Problem statement ▸
The records below are to be copied word for word, with every picture left out.

[Chart and figure data]
________________________________________

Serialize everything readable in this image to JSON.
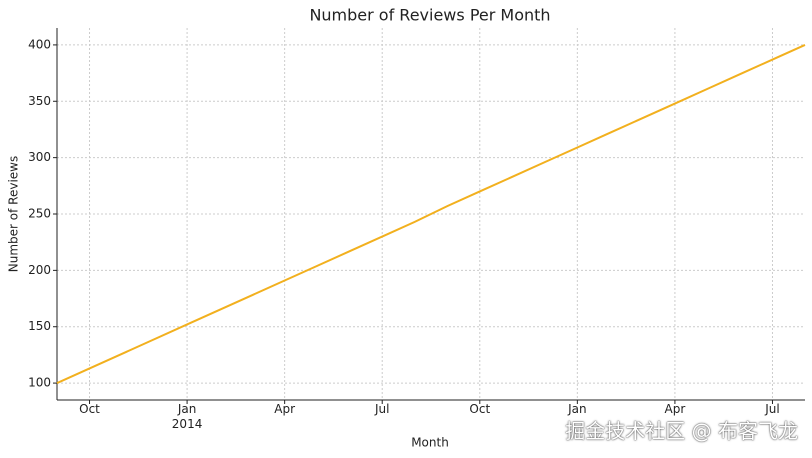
{
  "chart_data": {
    "type": "line",
    "title": "Number of Reviews Per Month",
    "x_label": "Month",
    "y_label": "Number of Reviews",
    "x": [
      "2013-09",
      "2013-10",
      "2013-11",
      "2013-12",
      "2014-01",
      "2014-02",
      "2014-03",
      "2014-04",
      "2014-05",
      "2014-06",
      "2014-07",
      "2014-08",
      "2014-09",
      "2014-10",
      "2014-11",
      "2014-12",
      "2015-01",
      "2015-02",
      "2015-03",
      "2015-04",
      "2015-05",
      "2015-06",
      "2015-07",
      "2015-08"
    ],
    "series": [
      {
        "name": "Number of Reviews",
        "color": "#f2b01e",
        "values": [
          100,
          113,
          126,
          139,
          152,
          165,
          178,
          191,
          204,
          217,
          230,
          243,
          257,
          270,
          283,
          296,
          309,
          322,
          335,
          348,
          361,
          374,
          387,
          400
        ]
      }
    ],
    "xlim": [
      "2013-09",
      "2015-08"
    ],
    "xticks": [
      {
        "value": "2013-10",
        "label": "Oct"
      },
      {
        "value": "2014-01",
        "label": "Jan\n2014"
      },
      {
        "value": "2014-04",
        "label": "Apr"
      },
      {
        "value": "2014-07",
        "label": "Jul"
      },
      {
        "value": "2014-10",
        "label": "Oct"
      },
      {
        "value": "2015-01",
        "label": "Jan"
      },
      {
        "value": "2015-04",
        "label": "Apr"
      },
      {
        "value": "2015-07",
        "label": "Jul"
      }
    ],
    "ylim": [
      85,
      415
    ],
    "yticks": [
      100,
      150,
      200,
      250,
      300,
      350,
      400
    ],
    "grid": true,
    "watermark": "掘金技术社区 @ 布客飞龙"
  }
}
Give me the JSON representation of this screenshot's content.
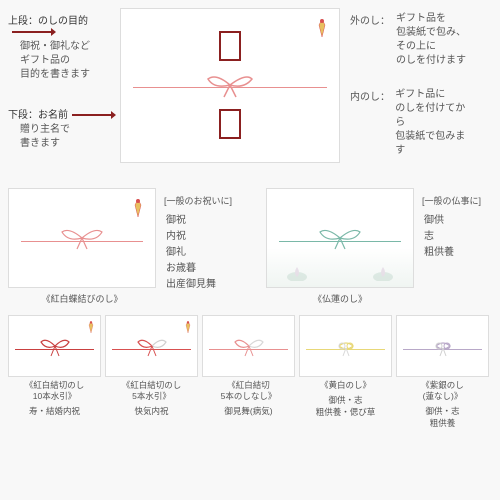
{
  "top": {
    "upper": {
      "title": "上段：のしの目的",
      "desc1": "御祝・御礼など",
      "desc2": "ギフト品の",
      "desc3": "目的を書きます"
    },
    "lower": {
      "title": "下段：お名前",
      "desc1": "贈り主名で",
      "desc2": "書きます"
    },
    "outer": {
      "title": "外のし：",
      "desc1": "ギフト品を",
      "desc2": "包装紙で包み、",
      "desc3": "その上に",
      "desc4": "のしを付けます"
    },
    "inner": {
      "title": "内のし：",
      "desc1": "ギフト品に",
      "desc2": "のしを付けてから",
      "desc3": "包装紙で包みます"
    }
  },
  "middle": {
    "left": {
      "label": "《紅白蝶結びのし》",
      "header": "[一般のお祝いに]",
      "items": [
        "御祝",
        "内祝",
        "御礼",
        "お歳暮",
        "出産御見舞"
      ]
    },
    "right": {
      "label": "《仏蓮のし》",
      "header": "[一般の仏事に]",
      "items": [
        "御供",
        "志",
        "粗供養"
      ]
    }
  },
  "bottom": {
    "cards": [
      {
        "label1": "《紅白結切のし",
        "label2": "10本水引》",
        "usage": "寿・結婚内祝",
        "color1": "#c94040",
        "color2": "#c94040",
        "knot": "musubikiri",
        "deco": true
      },
      {
        "label1": "《紅白結切のし",
        "label2": "5本水引》",
        "usage": "快気内祝",
        "color1": "#d85050",
        "color2": "#d0d0d0",
        "knot": "musubikiri",
        "deco": true
      },
      {
        "label1": "《紅白結切",
        "label2": "5本のしなし》",
        "usage": "御見舞(病気)",
        "color1": "#e89090",
        "color2": "#d8d8d8",
        "knot": "musubikiri",
        "deco": false
      },
      {
        "label1": "《黄白のし》",
        "label2": "",
        "usage": "御供・志\n粗供養・偲び草",
        "color1": "#e8d878",
        "color2": "#d8d8d8",
        "knot": "awaji",
        "deco": false
      },
      {
        "label1": "《紫銀のし",
        "label2": "(蓮なし)》",
        "usage": "御供・志\n粗供養",
        "color1": "#b8a8c8",
        "color2": "#d0d0d0",
        "knot": "awaji",
        "deco": false
      }
    ]
  },
  "colors": {
    "red": "#d85050",
    "darkred": "#8b2020",
    "pink": "#e89090",
    "teal": "#7ab8a8"
  }
}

________________________________________

Full solution ▸
Serialize everything readable in this image to JSON.
{
  "chart_data": {
    "type": "line",
    "title": "Number of Reviews Per Month",
    "x_label": "Month",
    "y_label": "Number of Reviews",
    "x": [
      "2013-09",
      "2013-10",
      "2013-11",
      "2013-12",
      "2014-01",
      "2014-02",
      "2014-03",
      "2014-04",
      "2014-05",
      "2014-06",
      "2014-07",
      "2014-08",
      "2014-09",
      "2014-10",
      "2014-11",
      "2014-12",
      "2015-01",
      "2015-02",
      "2015-03",
      "2015-04",
      "2015-05",
      "2015-06",
      "2015-07",
      "2015-08"
    ],
    "series": [
      {
        "name": "Number of Reviews",
        "color": "#f2b01e",
        "values": [
          100,
          113,
          126,
          139,
          152,
          165,
          178,
          191,
          204,
          217,
          230,
          243,
          257,
          270,
          283,
          296,
          309,
          322,
          335,
          348,
          361,
          374,
          387,
          400
        ]
      }
    ],
    "xlim": [
      "2013-09",
      "2015-08"
    ],
    "xticks": [
      {
        "value": "2013-10",
        "label": "Oct"
      },
      {
        "value": "2014-01",
        "label": "Jan\n2014"
      },
      {
        "value": "2014-04",
        "label": "Apr"
      },
      {
        "value": "2014-07",
        "label": "Jul"
      },
      {
        "value": "2014-10",
        "label": "Oct"
      },
      {
        "value": "2015-01",
        "label": "Jan"
      },
      {
        "value": "2015-04",
        "label": "Apr"
      },
      {
        "value": "2015-07",
        "label": "Jul"
      }
    ],
    "ylim": [
      85,
      415
    ],
    "yticks": [
      100,
      150,
      200,
      250,
      300,
      350,
      400
    ],
    "grid": true,
    "watermark": "掘金技术社区 @ 布客飞龙"
  }
}
Give me the JSON representation of this screenshot's content.
{
  "top": {
    "upper": {
      "title": "上段：のしの目的",
      "desc1": "御祝・御礼など",
      "desc2": "ギフト品の",
      "desc3": "目的を書きます"
    },
    "lower": {
      "title": "下段：お名前",
      "desc1": "贈り主名で",
      "desc2": "書きます"
    },
    "outer": {
      "title": "外のし：",
      "desc1": "ギフト品を",
      "desc2": "包装紙で包み、",
      "desc3": "その上に",
      "desc4": "のしを付けます"
    },
    "inner": {
      "title": "内のし：",
      "desc1": "ギフト品に",
      "desc2": "のしを付けてから",
      "desc3": "包装紙で包みます"
    }
  },
  "middle": {
    "left": {
      "label": "《紅白蝶結びのし》",
      "header": "[一般のお祝いに]",
      "items": [
        "御祝",
        "内祝",
        "御礼",
        "お歳暮",
        "出産御見舞"
      ]
    },
    "right": {
      "label": "《仏蓮のし》",
      "header": "[一般の仏事に]",
      "items": [
        "御供",
        "志",
        "粗供養"
      ]
    }
  },
  "bottom": {
    "cards": [
      {
        "label1": "《紅白結切のし",
        "label2": "10本水引》",
        "usage": "寿・結婚内祝",
        "color1": "#c94040",
        "color2": "#c94040",
        "knot": "musubikiri",
        "deco": true
      },
      {
        "label1": "《紅白結切のし",
        "label2": "5本水引》",
        "usage": "快気内祝",
        "color1": "#d85050",
        "color2": "#d0d0d0",
        "knot": "musubikiri",
        "deco": true
      },
      {
        "label1": "《紅白結切",
        "label2": "5本のしなし》",
        "usage": "御見舞(病気)",
        "color1": "#e89090",
        "color2": "#d8d8d8",
        "knot": "musubikiri",
        "deco": false
      },
      {
        "label1": "《黄白のし》",
        "label2": "",
        "usage": "御供・志\n粗供養・偲び草",
        "color1": "#e8d878",
        "color2": "#d8d8d8",
        "knot": "awaji",
        "deco": false
      },
      {
        "label1": "《紫銀のし",
        "label2": "(蓮なし)》",
        "usage": "御供・志\n粗供養",
        "color1": "#b8a8c8",
        "color2": "#d0d0d0",
        "knot": "awaji",
        "deco": false
      }
    ]
  },
  "colors": {
    "red": "#d85050",
    "darkred": "#8b2020",
    "pink": "#e89090",
    "teal": "#7ab8a8"
  }
}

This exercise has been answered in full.